[Supplied records]
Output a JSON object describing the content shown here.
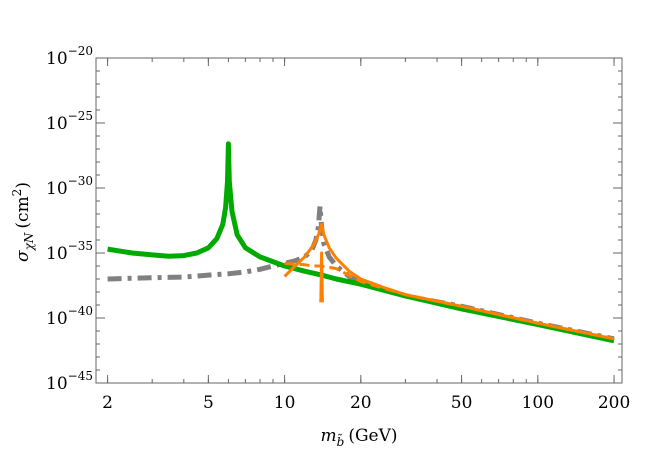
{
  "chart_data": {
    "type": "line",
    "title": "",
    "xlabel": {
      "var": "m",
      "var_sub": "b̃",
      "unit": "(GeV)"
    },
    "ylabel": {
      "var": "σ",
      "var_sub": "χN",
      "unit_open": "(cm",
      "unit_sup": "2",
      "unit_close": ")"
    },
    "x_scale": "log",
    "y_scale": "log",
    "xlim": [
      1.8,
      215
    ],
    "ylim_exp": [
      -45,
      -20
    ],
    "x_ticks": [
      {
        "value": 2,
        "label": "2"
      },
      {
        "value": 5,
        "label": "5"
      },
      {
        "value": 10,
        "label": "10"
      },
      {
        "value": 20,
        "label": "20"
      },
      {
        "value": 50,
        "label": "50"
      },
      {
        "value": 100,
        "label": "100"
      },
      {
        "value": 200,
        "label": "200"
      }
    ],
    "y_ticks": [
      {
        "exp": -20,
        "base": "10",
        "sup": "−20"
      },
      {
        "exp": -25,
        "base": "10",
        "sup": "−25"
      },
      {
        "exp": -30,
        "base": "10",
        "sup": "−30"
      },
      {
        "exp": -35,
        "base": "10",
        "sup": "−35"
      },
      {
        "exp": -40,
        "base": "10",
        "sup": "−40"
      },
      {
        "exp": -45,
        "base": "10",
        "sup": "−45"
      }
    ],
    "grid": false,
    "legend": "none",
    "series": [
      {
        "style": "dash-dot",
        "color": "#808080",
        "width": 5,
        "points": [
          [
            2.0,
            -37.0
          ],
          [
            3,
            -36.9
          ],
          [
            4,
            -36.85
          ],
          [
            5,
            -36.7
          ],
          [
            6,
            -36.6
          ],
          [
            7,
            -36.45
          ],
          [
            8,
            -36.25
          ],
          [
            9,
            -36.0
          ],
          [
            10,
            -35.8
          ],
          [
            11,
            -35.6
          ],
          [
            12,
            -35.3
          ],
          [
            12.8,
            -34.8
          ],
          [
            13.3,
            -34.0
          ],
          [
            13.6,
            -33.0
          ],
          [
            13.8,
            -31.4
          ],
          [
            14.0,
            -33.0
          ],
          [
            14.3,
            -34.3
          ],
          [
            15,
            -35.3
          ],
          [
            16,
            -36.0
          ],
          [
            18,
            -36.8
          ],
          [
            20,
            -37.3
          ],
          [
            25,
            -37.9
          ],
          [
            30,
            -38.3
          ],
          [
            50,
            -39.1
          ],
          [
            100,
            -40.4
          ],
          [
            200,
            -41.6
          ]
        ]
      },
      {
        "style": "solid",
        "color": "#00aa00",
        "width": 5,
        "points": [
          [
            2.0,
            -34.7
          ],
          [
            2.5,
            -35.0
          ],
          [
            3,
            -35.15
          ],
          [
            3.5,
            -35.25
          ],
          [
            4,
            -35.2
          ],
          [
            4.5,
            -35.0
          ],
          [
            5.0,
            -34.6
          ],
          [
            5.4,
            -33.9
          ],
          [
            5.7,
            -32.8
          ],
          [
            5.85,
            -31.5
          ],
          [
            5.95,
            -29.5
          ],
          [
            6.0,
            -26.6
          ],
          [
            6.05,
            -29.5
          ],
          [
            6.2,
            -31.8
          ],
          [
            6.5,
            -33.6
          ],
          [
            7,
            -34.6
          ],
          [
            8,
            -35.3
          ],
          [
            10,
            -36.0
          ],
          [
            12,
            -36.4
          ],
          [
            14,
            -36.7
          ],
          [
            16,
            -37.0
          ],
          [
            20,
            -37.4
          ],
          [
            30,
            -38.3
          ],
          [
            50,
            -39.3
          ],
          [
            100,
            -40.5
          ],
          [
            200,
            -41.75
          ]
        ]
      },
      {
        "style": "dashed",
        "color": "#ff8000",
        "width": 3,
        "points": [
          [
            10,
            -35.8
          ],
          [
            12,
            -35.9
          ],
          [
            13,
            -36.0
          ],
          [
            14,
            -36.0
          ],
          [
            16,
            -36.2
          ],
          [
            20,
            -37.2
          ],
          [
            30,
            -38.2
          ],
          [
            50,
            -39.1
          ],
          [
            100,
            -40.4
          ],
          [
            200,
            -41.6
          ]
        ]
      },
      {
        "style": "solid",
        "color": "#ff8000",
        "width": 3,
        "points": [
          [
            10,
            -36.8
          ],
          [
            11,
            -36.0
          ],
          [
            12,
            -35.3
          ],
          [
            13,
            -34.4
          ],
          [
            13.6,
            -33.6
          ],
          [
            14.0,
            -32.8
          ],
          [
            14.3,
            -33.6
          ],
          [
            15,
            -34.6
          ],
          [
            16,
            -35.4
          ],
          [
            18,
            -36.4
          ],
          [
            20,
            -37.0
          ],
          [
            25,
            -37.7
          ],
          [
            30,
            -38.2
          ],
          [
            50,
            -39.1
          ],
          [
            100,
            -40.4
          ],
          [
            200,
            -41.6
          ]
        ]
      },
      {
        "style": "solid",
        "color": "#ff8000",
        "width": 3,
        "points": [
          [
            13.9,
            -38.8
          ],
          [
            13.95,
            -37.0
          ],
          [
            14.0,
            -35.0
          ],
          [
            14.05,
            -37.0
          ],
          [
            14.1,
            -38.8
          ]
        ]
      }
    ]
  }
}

[Exercise aim] Reproduce every entry exactly, but omit each picture.

[Finished exercise]
Output a JSON object describing the content shown here.
{
  "chart_data": {
    "type": "line",
    "title": "",
    "xlabel": {
      "var": "m",
      "var_sub": "b̃",
      "unit": "(GeV)"
    },
    "ylabel": {
      "var": "σ",
      "var_sub": "χN",
      "unit_open": "(cm",
      "unit_sup": "2",
      "unit_close": ")"
    },
    "x_scale": "log",
    "y_scale": "log",
    "xlim": [
      1.8,
      215
    ],
    "ylim_exp": [
      -45,
      -20
    ],
    "x_ticks": [
      {
        "value": 2,
        "label": "2"
      },
      {
        "value": 5,
        "label": "5"
      },
      {
        "value": 10,
        "label": "10"
      },
      {
        "value": 20,
        "label": "20"
      },
      {
        "value": 50,
        "label": "50"
      },
      {
        "value": 100,
        "label": "100"
      },
      {
        "value": 200,
        "label": "200"
      }
    ],
    "y_ticks": [
      {
        "exp": -20,
        "base": "10",
        "sup": "−20"
      },
      {
        "exp": -25,
        "base": "10",
        "sup": "−25"
      },
      {
        "exp": -30,
        "base": "10",
        "sup": "−30"
      },
      {
        "exp": -35,
        "base": "10",
        "sup": "−35"
      },
      {
        "exp": -40,
        "base": "10",
        "sup": "−40"
      },
      {
        "exp": -45,
        "base": "10",
        "sup": "−45"
      }
    ],
    "grid": false,
    "legend": "none",
    "series": [
      {
        "style": "dash-dot",
        "color": "#808080",
        "width": 5,
        "points": [
          [
            2.0,
            -37.0
          ],
          [
            3,
            -36.9
          ],
          [
            4,
            -36.85
          ],
          [
            5,
            -36.7
          ],
          [
            6,
            -36.6
          ],
          [
            7,
            -36.45
          ],
          [
            8,
            -36.25
          ],
          [
            9,
            -36.0
          ],
          [
            10,
            -35.8
          ],
          [
            11,
            -35.6
          ],
          [
            12,
            -35.3
          ],
          [
            12.8,
            -34.8
          ],
          [
            13.3,
            -34.0
          ],
          [
            13.6,
            -33.0
          ],
          [
            13.8,
            -31.4
          ],
          [
            14.0,
            -33.0
          ],
          [
            14.3,
            -34.3
          ],
          [
            15,
            -35.3
          ],
          [
            16,
            -36.0
          ],
          [
            18,
            -36.8
          ],
          [
            20,
            -37.3
          ],
          [
            25,
            -37.9
          ],
          [
            30,
            -38.3
          ],
          [
            50,
            -39.1
          ],
          [
            100,
            -40.4
          ],
          [
            200,
            -41.6
          ]
        ]
      },
      {
        "style": "solid",
        "color": "#00aa00",
        "width": 5,
        "points": [
          [
            2.0,
            -34.7
          ],
          [
            2.5,
            -35.0
          ],
          [
            3,
            -35.15
          ],
          [
            3.5,
            -35.25
          ],
          [
            4,
            -35.2
          ],
          [
            4.5,
            -35.0
          ],
          [
            5.0,
            -34.6
          ],
          [
            5.4,
            -33.9
          ],
          [
            5.7,
            -32.8
          ],
          [
            5.85,
            -31.5
          ],
          [
            5.95,
            -29.5
          ],
          [
            6.0,
            -26.6
          ],
          [
            6.05,
            -29.5
          ],
          [
            6.2,
            -31.8
          ],
          [
            6.5,
            -33.6
          ],
          [
            7,
            -34.6
          ],
          [
            8,
            -35.3
          ],
          [
            10,
            -36.0
          ],
          [
            12,
            -36.4
          ],
          [
            14,
            -36.7
          ],
          [
            16,
            -37.0
          ],
          [
            20,
            -37.4
          ],
          [
            30,
            -38.3
          ],
          [
            50,
            -39.3
          ],
          [
            100,
            -40.5
          ],
          [
            200,
            -41.75
          ]
        ]
      },
      {
        "style": "dashed",
        "color": "#ff8000",
        "width": 3,
        "points": [
          [
            10,
            -35.8
          ],
          [
            12,
            -35.9
          ],
          [
            13,
            -36.0
          ],
          [
            14,
            -36.0
          ],
          [
            16,
            -36.2
          ],
          [
            20,
            -37.2
          ],
          [
            30,
            -38.2
          ],
          [
            50,
            -39.1
          ],
          [
            100,
            -40.4
          ],
          [
            200,
            -41.6
          ]
        ]
      },
      {
        "style": "solid",
        "color": "#ff8000",
        "width": 3,
        "points": [
          [
            10,
            -36.8
          ],
          [
            11,
            -36.0
          ],
          [
            12,
            -35.3
          ],
          [
            13,
            -34.4
          ],
          [
            13.6,
            -33.6
          ],
          [
            14.0,
            -32.8
          ],
          [
            14.3,
            -33.6
          ],
          [
            15,
            -34.6
          ],
          [
            16,
            -35.4
          ],
          [
            18,
            -36.4
          ],
          [
            20,
            -37.0
          ],
          [
            25,
            -37.7
          ],
          [
            30,
            -38.2
          ],
          [
            50,
            -39.1
          ],
          [
            100,
            -40.4
          ],
          [
            200,
            -41.6
          ]
        ]
      },
      {
        "style": "solid",
        "color": "#ff8000",
        "width": 3,
        "points": [
          [
            13.9,
            -38.8
          ],
          [
            13.95,
            -37.0
          ],
          [
            14.0,
            -35.0
          ],
          [
            14.05,
            -37.0
          ],
          [
            14.1,
            -38.8
          ]
        ]
      }
    ]
  }
}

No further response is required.